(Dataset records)
....................

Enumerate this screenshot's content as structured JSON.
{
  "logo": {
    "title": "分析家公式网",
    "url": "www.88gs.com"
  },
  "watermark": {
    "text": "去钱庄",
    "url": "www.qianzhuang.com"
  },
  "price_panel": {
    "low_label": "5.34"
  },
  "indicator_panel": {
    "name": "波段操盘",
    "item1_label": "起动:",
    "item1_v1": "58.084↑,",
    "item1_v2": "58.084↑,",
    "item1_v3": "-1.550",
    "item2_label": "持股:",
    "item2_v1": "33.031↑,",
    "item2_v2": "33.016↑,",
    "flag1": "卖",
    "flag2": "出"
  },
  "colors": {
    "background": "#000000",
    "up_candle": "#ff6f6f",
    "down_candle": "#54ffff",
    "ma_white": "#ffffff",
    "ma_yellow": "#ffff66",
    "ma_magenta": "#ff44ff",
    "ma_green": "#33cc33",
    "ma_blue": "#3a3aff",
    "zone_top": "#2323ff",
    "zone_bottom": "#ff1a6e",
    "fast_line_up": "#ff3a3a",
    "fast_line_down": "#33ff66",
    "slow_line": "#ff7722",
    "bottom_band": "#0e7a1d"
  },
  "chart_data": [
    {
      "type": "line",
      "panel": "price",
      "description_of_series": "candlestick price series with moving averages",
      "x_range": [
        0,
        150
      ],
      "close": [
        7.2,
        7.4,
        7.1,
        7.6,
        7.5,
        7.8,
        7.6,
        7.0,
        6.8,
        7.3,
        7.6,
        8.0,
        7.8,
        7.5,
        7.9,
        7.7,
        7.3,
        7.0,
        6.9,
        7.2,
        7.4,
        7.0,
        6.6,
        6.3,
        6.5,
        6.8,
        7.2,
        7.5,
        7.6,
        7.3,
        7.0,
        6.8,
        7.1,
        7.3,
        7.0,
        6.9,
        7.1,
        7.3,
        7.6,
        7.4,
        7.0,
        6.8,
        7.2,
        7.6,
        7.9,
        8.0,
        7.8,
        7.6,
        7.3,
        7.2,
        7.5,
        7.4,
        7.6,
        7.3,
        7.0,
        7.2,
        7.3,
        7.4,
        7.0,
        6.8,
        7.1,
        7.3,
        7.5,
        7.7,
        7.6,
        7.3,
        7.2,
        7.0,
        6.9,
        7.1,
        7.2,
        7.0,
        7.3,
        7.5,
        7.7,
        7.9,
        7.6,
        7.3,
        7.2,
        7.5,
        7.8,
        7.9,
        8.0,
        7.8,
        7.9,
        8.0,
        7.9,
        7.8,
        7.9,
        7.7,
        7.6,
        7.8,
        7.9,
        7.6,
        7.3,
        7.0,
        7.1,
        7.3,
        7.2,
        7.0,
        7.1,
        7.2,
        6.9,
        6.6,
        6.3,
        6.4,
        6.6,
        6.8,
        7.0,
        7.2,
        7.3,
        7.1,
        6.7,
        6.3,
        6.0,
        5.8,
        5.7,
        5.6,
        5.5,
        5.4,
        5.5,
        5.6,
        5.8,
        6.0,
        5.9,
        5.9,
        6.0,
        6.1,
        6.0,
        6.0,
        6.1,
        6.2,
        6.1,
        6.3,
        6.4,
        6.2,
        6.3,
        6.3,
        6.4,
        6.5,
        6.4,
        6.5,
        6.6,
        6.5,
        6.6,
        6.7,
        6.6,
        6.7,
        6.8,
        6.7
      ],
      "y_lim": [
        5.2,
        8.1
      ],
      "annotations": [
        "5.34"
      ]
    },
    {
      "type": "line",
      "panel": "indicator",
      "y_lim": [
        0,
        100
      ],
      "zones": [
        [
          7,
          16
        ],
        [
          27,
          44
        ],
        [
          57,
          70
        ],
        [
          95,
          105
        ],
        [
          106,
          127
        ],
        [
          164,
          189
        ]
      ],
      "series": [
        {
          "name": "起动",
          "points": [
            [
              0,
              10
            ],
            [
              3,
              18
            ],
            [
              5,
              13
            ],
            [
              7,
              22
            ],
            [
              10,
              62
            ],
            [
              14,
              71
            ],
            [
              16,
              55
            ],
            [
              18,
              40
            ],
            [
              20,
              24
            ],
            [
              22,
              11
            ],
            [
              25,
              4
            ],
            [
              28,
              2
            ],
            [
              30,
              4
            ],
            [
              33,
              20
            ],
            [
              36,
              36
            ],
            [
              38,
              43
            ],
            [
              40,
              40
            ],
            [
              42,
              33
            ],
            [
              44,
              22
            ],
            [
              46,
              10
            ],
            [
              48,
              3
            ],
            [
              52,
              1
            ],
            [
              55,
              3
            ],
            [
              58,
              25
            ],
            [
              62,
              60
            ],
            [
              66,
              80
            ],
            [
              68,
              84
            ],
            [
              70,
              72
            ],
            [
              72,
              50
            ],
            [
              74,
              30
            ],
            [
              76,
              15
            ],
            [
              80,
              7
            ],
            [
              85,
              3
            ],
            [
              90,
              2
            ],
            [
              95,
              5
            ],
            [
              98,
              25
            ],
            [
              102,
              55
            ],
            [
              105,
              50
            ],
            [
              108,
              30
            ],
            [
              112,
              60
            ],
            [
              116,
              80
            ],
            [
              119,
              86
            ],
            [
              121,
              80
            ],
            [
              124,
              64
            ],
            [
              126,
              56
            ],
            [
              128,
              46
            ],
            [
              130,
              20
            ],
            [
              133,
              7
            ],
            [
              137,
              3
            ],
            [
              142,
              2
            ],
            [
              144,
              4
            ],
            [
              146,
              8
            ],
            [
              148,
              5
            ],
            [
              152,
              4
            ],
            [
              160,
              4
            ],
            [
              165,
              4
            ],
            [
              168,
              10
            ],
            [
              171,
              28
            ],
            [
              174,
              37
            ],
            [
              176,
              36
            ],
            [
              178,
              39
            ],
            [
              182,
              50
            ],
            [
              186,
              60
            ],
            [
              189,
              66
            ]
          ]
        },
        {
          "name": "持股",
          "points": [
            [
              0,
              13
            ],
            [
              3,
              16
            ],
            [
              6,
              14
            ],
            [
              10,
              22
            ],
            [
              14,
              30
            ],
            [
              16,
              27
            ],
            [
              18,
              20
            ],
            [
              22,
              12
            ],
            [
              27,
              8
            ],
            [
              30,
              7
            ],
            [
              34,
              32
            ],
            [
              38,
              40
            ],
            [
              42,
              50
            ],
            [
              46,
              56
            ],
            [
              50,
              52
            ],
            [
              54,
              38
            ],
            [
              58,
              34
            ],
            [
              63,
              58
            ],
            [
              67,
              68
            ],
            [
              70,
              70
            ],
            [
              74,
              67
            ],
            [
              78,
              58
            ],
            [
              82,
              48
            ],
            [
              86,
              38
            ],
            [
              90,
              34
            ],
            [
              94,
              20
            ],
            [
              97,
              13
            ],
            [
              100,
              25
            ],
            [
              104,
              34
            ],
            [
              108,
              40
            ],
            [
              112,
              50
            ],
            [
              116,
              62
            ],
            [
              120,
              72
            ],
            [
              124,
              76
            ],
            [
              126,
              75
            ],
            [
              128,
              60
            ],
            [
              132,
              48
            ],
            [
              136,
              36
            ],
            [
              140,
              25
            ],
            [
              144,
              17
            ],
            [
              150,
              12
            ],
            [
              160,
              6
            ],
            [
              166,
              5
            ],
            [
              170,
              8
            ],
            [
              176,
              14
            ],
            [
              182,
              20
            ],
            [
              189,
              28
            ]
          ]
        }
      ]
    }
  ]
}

....................

> **TASK DIRECTIONS**
Give back each line above precisely as it stands.

> **COMPLETE ANSWER**
Enumerate this screenshot's content as structured JSON.
{
  "logo": {
    "title": "分析家公式网",
    "url": "www.88gs.com"
  },
  "watermark": {
    "text": "去钱庄",
    "url": "www.qianzhuang.com"
  },
  "price_panel": {
    "low_label": "5.34"
  },
  "indicator_panel": {
    "name": "波段操盘",
    "item1_label": "起动:",
    "item1_v1": "58.084↑,",
    "item1_v2": "58.084↑,",
    "item1_v3": "-1.550",
    "item2_label": "持股:",
    "item2_v1": "33.031↑,",
    "item2_v2": "33.016↑,",
    "flag1": "卖",
    "flag2": "出"
  },
  "colors": {
    "background": "#000000",
    "up_candle": "#ff6f6f",
    "down_candle": "#54ffff",
    "ma_white": "#ffffff",
    "ma_yellow": "#ffff66",
    "ma_magenta": "#ff44ff",
    "ma_green": "#33cc33",
    "ma_blue": "#3a3aff",
    "zone_top": "#2323ff",
    "zone_bottom": "#ff1a6e",
    "fast_line_up": "#ff3a3a",
    "fast_line_down": "#33ff66",
    "slow_line": "#ff7722",
    "bottom_band": "#0e7a1d"
  },
  "chart_data": [
    {
      "type": "line",
      "panel": "price",
      "description_of_series": "candlestick price series with moving averages",
      "x_range": [
        0,
        150
      ],
      "close": [
        7.2,
        7.4,
        7.1,
        7.6,
        7.5,
        7.8,
        7.6,
        7.0,
        6.8,
        7.3,
        7.6,
        8.0,
        7.8,
        7.5,
        7.9,
        7.7,
        7.3,
        7.0,
        6.9,
        7.2,
        7.4,
        7.0,
        6.6,
        6.3,
        6.5,
        6.8,
        7.2,
        7.5,
        7.6,
        7.3,
        7.0,
        6.8,
        7.1,
        7.3,
        7.0,
        6.9,
        7.1,
        7.3,
        7.6,
        7.4,
        7.0,
        6.8,
        7.2,
        7.6,
        7.9,
        8.0,
        7.8,
        7.6,
        7.3,
        7.2,
        7.5,
        7.4,
        7.6,
        7.3,
        7.0,
        7.2,
        7.3,
        7.4,
        7.0,
        6.8,
        7.1,
        7.3,
        7.5,
        7.7,
        7.6,
        7.3,
        7.2,
        7.0,
        6.9,
        7.1,
        7.2,
        7.0,
        7.3,
        7.5,
        7.7,
        7.9,
        7.6,
        7.3,
        7.2,
        7.5,
        7.8,
        7.9,
        8.0,
        7.8,
        7.9,
        8.0,
        7.9,
        7.8,
        7.9,
        7.7,
        7.6,
        7.8,
        7.9,
        7.6,
        7.3,
        7.0,
        7.1,
        7.3,
        7.2,
        7.0,
        7.1,
        7.2,
        6.9,
        6.6,
        6.3,
        6.4,
        6.6,
        6.8,
        7.0,
        7.2,
        7.3,
        7.1,
        6.7,
        6.3,
        6.0,
        5.8,
        5.7,
        5.6,
        5.5,
        5.4,
        5.5,
        5.6,
        5.8,
        6.0,
        5.9,
        5.9,
        6.0,
        6.1,
        6.0,
        6.0,
        6.1,
        6.2,
        6.1,
        6.3,
        6.4,
        6.2,
        6.3,
        6.3,
        6.4,
        6.5,
        6.4,
        6.5,
        6.6,
        6.5,
        6.6,
        6.7,
        6.6,
        6.7,
        6.8,
        6.7
      ],
      "y_lim": [
        5.2,
        8.1
      ],
      "annotations": [
        "5.34"
      ]
    },
    {
      "type": "line",
      "panel": "indicator",
      "y_lim": [
        0,
        100
      ],
      "zones": [
        [
          7,
          16
        ],
        [
          27,
          44
        ],
        [
          57,
          70
        ],
        [
          95,
          105
        ],
        [
          106,
          127
        ],
        [
          164,
          189
        ]
      ],
      "series": [
        {
          "name": "起动",
          "points": [
            [
              0,
              10
            ],
            [
              3,
              18
            ],
            [
              5,
              13
            ],
            [
              7,
              22
            ],
            [
              10,
              62
            ],
            [
              14,
              71
            ],
            [
              16,
              55
            ],
            [
              18,
              40
            ],
            [
              20,
              24
            ],
            [
              22,
              11
            ],
            [
              25,
              4
            ],
            [
              28,
              2
            ],
            [
              30,
              4
            ],
            [
              33,
              20
            ],
            [
              36,
              36
            ],
            [
              38,
              43
            ],
            [
              40,
              40
            ],
            [
              42,
              33
            ],
            [
              44,
              22
            ],
            [
              46,
              10
            ],
            [
              48,
              3
            ],
            [
              52,
              1
            ],
            [
              55,
              3
            ],
            [
              58,
              25
            ],
            [
              62,
              60
            ],
            [
              66,
              80
            ],
            [
              68,
              84
            ],
            [
              70,
              72
            ],
            [
              72,
              50
            ],
            [
              74,
              30
            ],
            [
              76,
              15
            ],
            [
              80,
              7
            ],
            [
              85,
              3
            ],
            [
              90,
              2
            ],
            [
              95,
              5
            ],
            [
              98,
              25
            ],
            [
              102,
              55
            ],
            [
              105,
              50
            ],
            [
              108,
              30
            ],
            [
              112,
              60
            ],
            [
              116,
              80
            ],
            [
              119,
              86
            ],
            [
              121,
              80
            ],
            [
              124,
              64
            ],
            [
              126,
              56
            ],
            [
              128,
              46
            ],
            [
              130,
              20
            ],
            [
              133,
              7
            ],
            [
              137,
              3
            ],
            [
              142,
              2
            ],
            [
              144,
              4
            ],
            [
              146,
              8
            ],
            [
              148,
              5
            ],
            [
              152,
              4
            ],
            [
              160,
              4
            ],
            [
              165,
              4
            ],
            [
              168,
              10
            ],
            [
              171,
              28
            ],
            [
              174,
              37
            ],
            [
              176,
              36
            ],
            [
              178,
              39
            ],
            [
              182,
              50
            ],
            [
              186,
              60
            ],
            [
              189,
              66
            ]
          ]
        },
        {
          "name": "持股",
          "points": [
            [
              0,
              13
            ],
            [
              3,
              16
            ],
            [
              6,
              14
            ],
            [
              10,
              22
            ],
            [
              14,
              30
            ],
            [
              16,
              27
            ],
            [
              18,
              20
            ],
            [
              22,
              12
            ],
            [
              27,
              8
            ],
            [
              30,
              7
            ],
            [
              34,
              32
            ],
            [
              38,
              40
            ],
            [
              42,
              50
            ],
            [
              46,
              56
            ],
            [
              50,
              52
            ],
            [
              54,
              38
            ],
            [
              58,
              34
            ],
            [
              63,
              58
            ],
            [
              67,
              68
            ],
            [
              70,
              70
            ],
            [
              74,
              67
            ],
            [
              78,
              58
            ],
            [
              82,
              48
            ],
            [
              86,
              38
            ],
            [
              90,
              34
            ],
            [
              94,
              20
            ],
            [
              97,
              13
            ],
            [
              100,
              25
            ],
            [
              104,
              34
            ],
            [
              108,
              40
            ],
            [
              112,
              50
            ],
            [
              116,
              62
            ],
            [
              120,
              72
            ],
            [
              124,
              76
            ],
            [
              126,
              75
            ],
            [
              128,
              60
            ],
            [
              132,
              48
            ],
            [
              136,
              36
            ],
            [
              140,
              25
            ],
            [
              144,
              17
            ],
            [
              150,
              12
            ],
            [
              160,
              6
            ],
            [
              166,
              5
            ],
            [
              170,
              8
            ],
            [
              176,
              14
            ],
            [
              182,
              20
            ],
            [
              189,
              28
            ]
          ]
        }
      ]
    }
  ]
}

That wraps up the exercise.